What the exercise asks
Below is a block of records; reproduce all of them exactly and leave out any pictures.

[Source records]
Begin
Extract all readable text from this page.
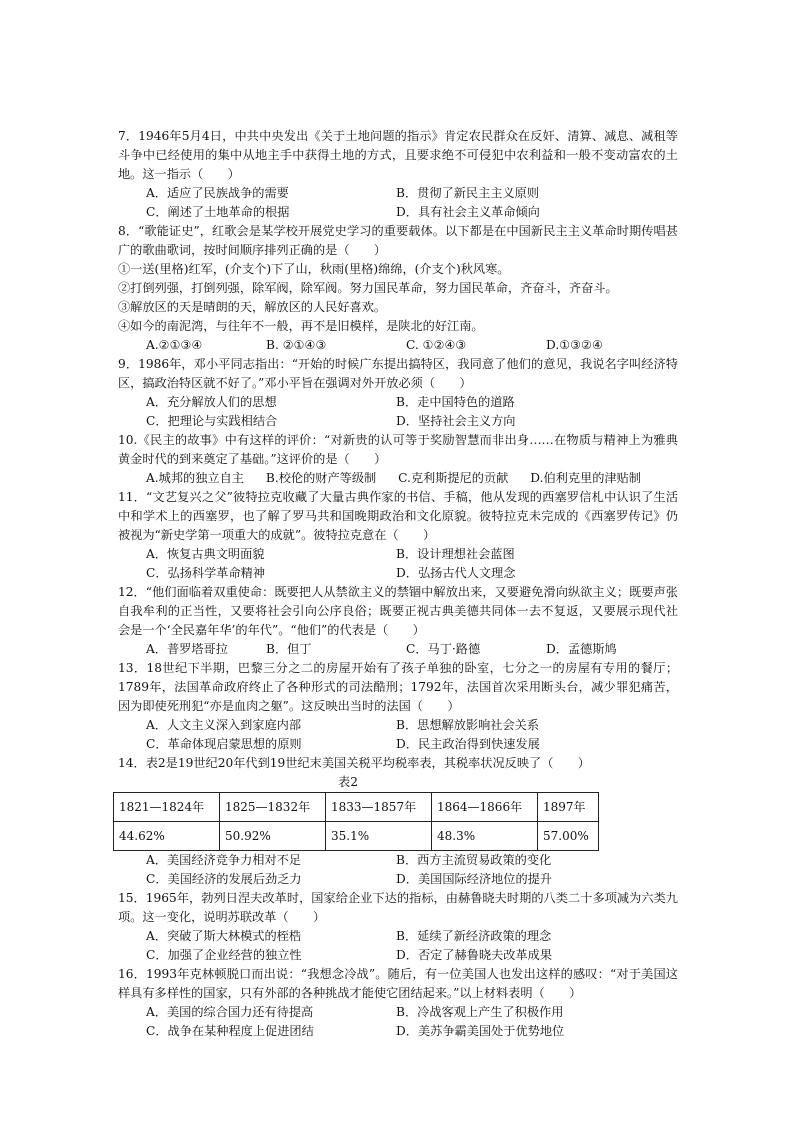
7．1946年5月4日，中共中央发出《关于土地问题的指示》肯定农民群众在反奸、清算、减息、减租等斗争中已经使用的集中从地主手中获得土地的方式，且要求绝不可侵犯中农利益和一般不变动富农的土地。这一指示（　　）
A．适应了民族战争的需要	B．贯彻了新民主主义原则
C．阐述了土地革命的根据	D．具有社会主义革命倾向
8．“歌能证史”，红歌会是某学校开展党史学习的重要载体。以下都是在中国新民主主义革命时期传唱甚广的歌曲歌词，按时间顺序排列正确的是（　　）
①一送(里格)红军，(介支个)下了山，秋雨(里格)绵绵，(介支个)秋风寒。
②打倒列强，打倒列强，除军阀，除军阀。努力国民革命，努力国民革命，齐奋斗，齐奋斗。
③解放区的天是晴朗的天，解放区的人民好喜欢。
④如今的南泥湾，与往年不一般，再不是旧模样，是陕北的好江南。
A.②①③④	B. ②①④③	C. ①②④③	D.①③②④
9．1986年，邓小平同志指出：“开始的时候广东提出搞特区，我同意了他们的意见，我说名字叫经济特区，搞政治特区就不好了。”邓小平旨在强调对外开放必须（　　）
A．充分解放人们的思想	B．走中国特色的道路
C．把理论与实践相结合	D．坚持社会主义方向
10.《民主的故事》中有这样的评价：“对新贵的认可等于奖励智慧而非出身……在物质与精神上为雅典黄金时代的到来奠定了基础。”这评价的是（　　）
A.城邦的独立自主 B.校伦的财产等级制 C.克利斯提尼的贡献 D.伯利克里的津贴制
11．“文艺复兴之父”彼特拉克收藏了大量古典作家的书信、手稿，他从发现的西塞罗信札中认识了生活中和学术上的西塞罗，也了解了罗马共和国晚期政治和文化原貌。彼特拉克未完成的《西塞罗传记》仍被视为“新史学第一项重大的成就”。彼特拉克意在（　　）
A．恢复古典文明面貌	B．设计理想社会蓝图
C．弘扬科学革命精神	D．弘扬古代人文理念
12．“他们面临着双重使命：既要把人从禁欲主义的禁锢中解放出来，又要避免滑向纵欲主义；既要声张自我牟利的正当性，又要将社会引向公序良俗；既要正视古典美德共同体一去不复返，又要展示现代社会是一个‘全民嘉年华’的年代”。“他们”的代表是（　　）
A．普罗塔哥拉	B．但丁	C．马丁·路德	D．孟德斯鸠
13．18世纪下半期，巴黎三分之二的房屋开始有了孩子单独的卧室，七分之一的房屋有专用的餐厅；1789年，法国革命政府终止了各种形式的司法酷刑；1792年，法国首次采用断头台，减少罪犯痛苦，因为即使死刑犯“亦是血肉之躯”。这反映出当时的法国（　　）
A．人文主义深入到家庭内部	B．思想解放影响社会关系
C．革命体现启蒙思想的原则	D．民主政治得到快速发展
14．表2是19世纪20年代到19世纪末美国关税平均税率表，其税率状况反映了（　　）
表2
1821—1824年	1825—1832年	1833—1857年	1864—1866年	1897年
44.62%	50.92%	35.1%	48.3%	57.00%
A．美国经济竞争力相对不足	B．西方主流贸易政策的变化
C．美国经济的发展后劲乏力	D．美国国际经济地位的提升
15．1965年，勃列日涅夫改革时，国家给企业下达的指标，由赫鲁晓夫时期的八类二十多项减为六类九项。这一变化，说明苏联改革（　　）
A．突破了斯大林模式的桎梏	B．延续了新经济政策的理念
C．加强了企业经营的独立性	D．否定了赫鲁晓夫改革成果
16．1993年克林顿脱口而出说：“我想念冷战”。随后，有一位美国人也发出这样的感叹：“对于美国这样具有多样性的国家，只有外部的各种挑战才能使它团结起来。”以上材料表明（　　）
A．美国的综合国力还有待提高	B．冷战客观上产生了积极作用
C．战争在某种程度上促进团结	D．美苏争霸美国处于优势地位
End
Task response
Extract all readable text from this page.
7．1946年5月4日，中共中央发出《关于土地问题的指示》肯定农民群众在反奸、清算、减息、减租等斗争中已经使用的集中从地主手中获得土地的方式，且要求绝不可侵犯中农利益和一般不变动富农的土地。这一指示（　　）
A．适应了民族战争的需要	B．贯彻了新民主主义原则
C．阐述了土地革命的根据	D．具有社会主义革命倾向
8．“歌能证史”，红歌会是某学校开展党史学习的重要载体。以下都是在中国新民主主义革命时期传唱甚广的歌曲歌词，按时间顺序排列正确的是（　　）
①一送(里格)红军，(介支个)下了山，秋雨(里格)绵绵，(介支个)秋风寒。
②打倒列强，打倒列强，除军阀，除军阀。努力国民革命，努力国民革命，齐奋斗，齐奋斗。
③解放区的天是晴朗的天，解放区的人民好喜欢。
④如今的南泥湾，与往年不一般，再不是旧模样，是陕北的好江南。
A.②①③④	B. ②①④③	C. ①②④③	D.①③②④
9．1986年，邓小平同志指出：“开始的时候广东提出搞特区，我同意了他们的意见，我说名字叫经济特区，搞政治特区就不好了。”邓小平旨在强调对外开放必须（　　）
A．充分解放人们的思想	B．走中国特色的道路
C．把理论与实践相结合	D．坚持社会主义方向
10.《民主的故事》中有这样的评价：“对新贵的认可等于奖励智慧而非出身……在物质与精神上为雅典黄金时代的到来奠定了基础。”这评价的是（　　）
A.城邦的独立自主 B.校伦的财产等级制 C.克利斯提尼的贡献 D.伯利克里的津贴制
11．“文艺复兴之父”彼特拉克收藏了大量古典作家的书信、手稿，他从发现的西塞罗信札中认识了生活中和学术上的西塞罗，也了解了罗马共和国晚期政治和文化原貌。彼特拉克未完成的《西塞罗传记》仍被视为“新史学第一项重大的成就”。彼特拉克意在（　　）
A．恢复古典文明面貌	B．设计理想社会蓝图
C．弘扬科学革命精神	D．弘扬古代人文理念
12．“他们面临着双重使命：既要把人从禁欲主义的禁锢中解放出来，又要避免滑向纵欲主义；既要声张自我牟利的正当性，又要将社会引向公序良俗；既要正视古典美德共同体一去不复返，又要展示现代社会是一个‘全民嘉年华’的年代”。“他们”的代表是（　　）
A．普罗塔哥拉	B．但丁	C．马丁·路德	D．孟德斯鸠
13．18世纪下半期，巴黎三分之二的房屋开始有了孩子单独的卧室，七分之一的房屋有专用的餐厅；1789年，法国革命政府终止了各种形式的司法酷刑；1792年，法国首次采用断头台，减少罪犯痛苦，因为即使死刑犯“亦是血肉之躯”。这反映出当时的法国（　　）
A．人文主义深入到家庭内部	B．思想解放影响社会关系
C．革命体现启蒙思想的原则	D．民主政治得到快速发展
14．表2是19世纪20年代到19世纪末美国关税平均税率表，其税率状况反映了（　　）
表2
1821—1824年	1825—1832年	1833—1857年	1864—1866年	1897年
44.62%	50.92%	35.1%	48.3%	57.00%
A．美国经济竞争力相对不足	B．西方主流贸易政策的变化
C．美国经济的发展后劲乏力	D．美国国际经济地位的提升
15．1965年，勃列日涅夫改革时，国家给企业下达的指标，由赫鲁晓夫时期的八类二十多项减为六类九项。这一变化，说明苏联改革（　　）
A．突破了斯大林模式的桎梏	B．延续了新经济政策的理念
C．加强了企业经营的独立性	D．否定了赫鲁晓夫改革成果
16．1993年克林顿脱口而出说：“我想念冷战”。随后，有一位美国人也发出这样的感叹：“对于美国这样具有多样性的国家，只有外部的各种挑战才能使它团结起来。”以上材料表明（　　）
A．美国的综合国力还有待提高	B．冷战客观上产生了积极作用
C．战争在某种程度上促进团结	D．美苏争霸美国处于优势地位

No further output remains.